> _WHAT YOU HAVE TO DO_:
Write out the full set of records below exactly.

> _Dataset records_:

·····

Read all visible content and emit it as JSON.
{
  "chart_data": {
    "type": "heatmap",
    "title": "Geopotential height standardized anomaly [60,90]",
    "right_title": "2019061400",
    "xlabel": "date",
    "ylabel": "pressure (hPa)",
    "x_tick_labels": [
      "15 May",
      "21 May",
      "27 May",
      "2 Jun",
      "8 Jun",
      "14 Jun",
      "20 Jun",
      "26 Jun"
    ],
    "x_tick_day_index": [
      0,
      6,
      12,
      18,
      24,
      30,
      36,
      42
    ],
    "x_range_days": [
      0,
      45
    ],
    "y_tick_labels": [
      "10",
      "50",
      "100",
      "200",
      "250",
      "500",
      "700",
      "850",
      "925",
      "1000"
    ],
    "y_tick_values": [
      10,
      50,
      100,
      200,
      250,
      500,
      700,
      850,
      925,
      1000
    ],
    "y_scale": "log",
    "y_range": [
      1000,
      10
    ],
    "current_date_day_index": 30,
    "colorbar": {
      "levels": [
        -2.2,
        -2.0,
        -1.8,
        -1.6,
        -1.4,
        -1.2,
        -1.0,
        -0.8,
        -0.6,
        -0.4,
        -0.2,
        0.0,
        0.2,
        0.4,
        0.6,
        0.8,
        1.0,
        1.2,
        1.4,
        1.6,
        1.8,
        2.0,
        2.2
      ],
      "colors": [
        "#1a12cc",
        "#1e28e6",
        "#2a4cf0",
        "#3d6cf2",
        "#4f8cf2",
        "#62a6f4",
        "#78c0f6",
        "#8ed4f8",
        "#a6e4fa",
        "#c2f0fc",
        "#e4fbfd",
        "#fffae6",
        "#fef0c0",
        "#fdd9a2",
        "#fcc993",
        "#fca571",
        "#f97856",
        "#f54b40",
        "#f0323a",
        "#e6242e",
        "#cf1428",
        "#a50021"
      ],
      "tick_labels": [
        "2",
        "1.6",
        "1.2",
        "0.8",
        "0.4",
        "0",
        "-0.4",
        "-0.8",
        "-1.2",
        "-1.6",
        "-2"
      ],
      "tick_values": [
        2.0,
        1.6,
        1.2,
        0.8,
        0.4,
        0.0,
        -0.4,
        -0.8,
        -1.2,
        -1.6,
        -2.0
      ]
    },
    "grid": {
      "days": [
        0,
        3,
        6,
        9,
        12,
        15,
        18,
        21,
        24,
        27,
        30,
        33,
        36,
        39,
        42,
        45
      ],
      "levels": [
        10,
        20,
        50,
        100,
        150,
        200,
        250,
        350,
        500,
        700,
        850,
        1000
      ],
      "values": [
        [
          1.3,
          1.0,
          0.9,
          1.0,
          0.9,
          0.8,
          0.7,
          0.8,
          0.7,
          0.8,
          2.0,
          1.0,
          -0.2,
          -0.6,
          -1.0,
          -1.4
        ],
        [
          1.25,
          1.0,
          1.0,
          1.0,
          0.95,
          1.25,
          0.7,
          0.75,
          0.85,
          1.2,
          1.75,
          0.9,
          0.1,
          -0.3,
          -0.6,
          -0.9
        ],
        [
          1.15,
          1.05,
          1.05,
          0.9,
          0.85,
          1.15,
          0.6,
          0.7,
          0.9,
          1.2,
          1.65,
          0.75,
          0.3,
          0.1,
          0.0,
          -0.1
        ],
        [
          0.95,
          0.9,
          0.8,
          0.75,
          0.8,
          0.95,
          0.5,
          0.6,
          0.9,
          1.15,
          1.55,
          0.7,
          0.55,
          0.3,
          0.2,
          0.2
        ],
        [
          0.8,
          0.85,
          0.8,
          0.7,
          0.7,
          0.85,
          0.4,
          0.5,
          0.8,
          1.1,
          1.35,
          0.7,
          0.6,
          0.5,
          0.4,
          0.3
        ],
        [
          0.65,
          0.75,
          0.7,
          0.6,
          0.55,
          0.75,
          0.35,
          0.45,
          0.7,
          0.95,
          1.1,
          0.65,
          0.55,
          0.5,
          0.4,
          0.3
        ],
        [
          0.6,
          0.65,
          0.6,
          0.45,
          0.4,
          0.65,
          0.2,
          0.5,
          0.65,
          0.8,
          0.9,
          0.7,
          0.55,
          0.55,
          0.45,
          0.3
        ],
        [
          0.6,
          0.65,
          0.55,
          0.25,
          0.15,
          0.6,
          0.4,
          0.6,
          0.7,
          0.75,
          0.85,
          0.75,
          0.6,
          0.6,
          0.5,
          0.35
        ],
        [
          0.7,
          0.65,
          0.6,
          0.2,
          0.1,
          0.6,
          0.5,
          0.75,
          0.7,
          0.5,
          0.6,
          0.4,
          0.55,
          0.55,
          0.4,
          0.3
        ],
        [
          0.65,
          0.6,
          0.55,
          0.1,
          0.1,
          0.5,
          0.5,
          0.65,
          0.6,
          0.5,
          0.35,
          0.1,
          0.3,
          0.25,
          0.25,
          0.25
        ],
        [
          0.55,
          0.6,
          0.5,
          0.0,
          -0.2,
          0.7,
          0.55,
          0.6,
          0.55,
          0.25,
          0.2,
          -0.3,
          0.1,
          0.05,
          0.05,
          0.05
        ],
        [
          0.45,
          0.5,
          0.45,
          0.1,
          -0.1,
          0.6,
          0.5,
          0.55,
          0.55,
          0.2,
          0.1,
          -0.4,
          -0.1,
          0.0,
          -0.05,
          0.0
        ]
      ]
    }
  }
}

·····

> _THE SOLUTION_:
Read all visible content and emit it as JSON.
{
  "chart_data": {
    "type": "heatmap",
    "title": "Geopotential height standardized anomaly [60,90]",
    "right_title": "2019061400",
    "xlabel": "date",
    "ylabel": "pressure (hPa)",
    "x_tick_labels": [
      "15 May",
      "21 May",
      "27 May",
      "2 Jun",
      "8 Jun",
      "14 Jun",
      "20 Jun",
      "26 Jun"
    ],
    "x_tick_day_index": [
      0,
      6,
      12,
      18,
      24,
      30,
      36,
      42
    ],
    "x_range_days": [
      0,
      45
    ],
    "y_tick_labels": [
      "10",
      "50",
      "100",
      "200",
      "250",
      "500",
      "700",
      "850",
      "925",
      "1000"
    ],
    "y_tick_values": [
      10,
      50,
      100,
      200,
      250,
      500,
      700,
      850,
      925,
      1000
    ],
    "y_scale": "log",
    "y_range": [
      1000,
      10
    ],
    "current_date_day_index": 30,
    "colorbar": {
      "levels": [
        -2.2,
        -2.0,
        -1.8,
        -1.6,
        -1.4,
        -1.2,
        -1.0,
        -0.8,
        -0.6,
        -0.4,
        -0.2,
        0.0,
        0.2,
        0.4,
        0.6,
        0.8,
        1.0,
        1.2,
        1.4,
        1.6,
        1.8,
        2.0,
        2.2
      ],
      "colors": [
        "#1a12cc",
        "#1e28e6",
        "#2a4cf0",
        "#3d6cf2",
        "#4f8cf2",
        "#62a6f4",
        "#78c0f6",
        "#8ed4f8",
        "#a6e4fa",
        "#c2f0fc",
        "#e4fbfd",
        "#fffae6",
        "#fef0c0",
        "#fdd9a2",
        "#fcc993",
        "#fca571",
        "#f97856",
        "#f54b40",
        "#f0323a",
        "#e6242e",
        "#cf1428",
        "#a50021"
      ],
      "tick_labels": [
        "2",
        "1.6",
        "1.2",
        "0.8",
        "0.4",
        "0",
        "-0.4",
        "-0.8",
        "-1.2",
        "-1.6",
        "-2"
      ],
      "tick_values": [
        2.0,
        1.6,
        1.2,
        0.8,
        0.4,
        0.0,
        -0.4,
        -0.8,
        -1.2,
        -1.6,
        -2.0
      ]
    },
    "grid": {
      "days": [
        0,
        3,
        6,
        9,
        12,
        15,
        18,
        21,
        24,
        27,
        30,
        33,
        36,
        39,
        42,
        45
      ],
      "levels": [
        10,
        20,
        50,
        100,
        150,
        200,
        250,
        350,
        500,
        700,
        850,
        1000
      ],
      "values": [
        [
          1.3,
          1.0,
          0.9,
          1.0,
          0.9,
          0.8,
          0.7,
          0.8,
          0.7,
          0.8,
          2.0,
          1.0,
          -0.2,
          -0.6,
          -1.0,
          -1.4
        ],
        [
          1.25,
          1.0,
          1.0,
          1.0,
          0.95,
          1.25,
          0.7,
          0.75,
          0.85,
          1.2,
          1.75,
          0.9,
          0.1,
          -0.3,
          -0.6,
          -0.9
        ],
        [
          1.15,
          1.05,
          1.05,
          0.9,
          0.85,
          1.15,
          0.6,
          0.7,
          0.9,
          1.2,
          1.65,
          0.75,
          0.3,
          0.1,
          0.0,
          -0.1
        ],
        [
          0.95,
          0.9,
          0.8,
          0.75,
          0.8,
          0.95,
          0.5,
          0.6,
          0.9,
          1.15,
          1.55,
          0.7,
          0.55,
          0.3,
          0.2,
          0.2
        ],
        [
          0.8,
          0.85,
          0.8,
          0.7,
          0.7,
          0.85,
          0.4,
          0.5,
          0.8,
          1.1,
          1.35,
          0.7,
          0.6,
          0.5,
          0.4,
          0.3
        ],
        [
          0.65,
          0.75,
          0.7,
          0.6,
          0.55,
          0.75,
          0.35,
          0.45,
          0.7,
          0.95,
          1.1,
          0.65,
          0.55,
          0.5,
          0.4,
          0.3
        ],
        [
          0.6,
          0.65,
          0.6,
          0.45,
          0.4,
          0.65,
          0.2,
          0.5,
          0.65,
          0.8,
          0.9,
          0.7,
          0.55,
          0.55,
          0.45,
          0.3
        ],
        [
          0.6,
          0.65,
          0.55,
          0.25,
          0.15,
          0.6,
          0.4,
          0.6,
          0.7,
          0.75,
          0.85,
          0.75,
          0.6,
          0.6,
          0.5,
          0.35
        ],
        [
          0.7,
          0.65,
          0.6,
          0.2,
          0.1,
          0.6,
          0.5,
          0.75,
          0.7,
          0.5,
          0.6,
          0.4,
          0.55,
          0.55,
          0.4,
          0.3
        ],
        [
          0.65,
          0.6,
          0.55,
          0.1,
          0.1,
          0.5,
          0.5,
          0.65,
          0.6,
          0.5,
          0.35,
          0.1,
          0.3,
          0.25,
          0.25,
          0.25
        ],
        [
          0.55,
          0.6,
          0.5,
          0.0,
          -0.2,
          0.7,
          0.55,
          0.6,
          0.55,
          0.25,
          0.2,
          -0.3,
          0.1,
          0.05,
          0.05,
          0.05
        ],
        [
          0.45,
          0.5,
          0.45,
          0.1,
          -0.1,
          0.6,
          0.5,
          0.55,
          0.55,
          0.2,
          0.1,
          -0.4,
          -0.1,
          0.0,
          -0.05,
          0.0
        ]
      ]
    }
  }
}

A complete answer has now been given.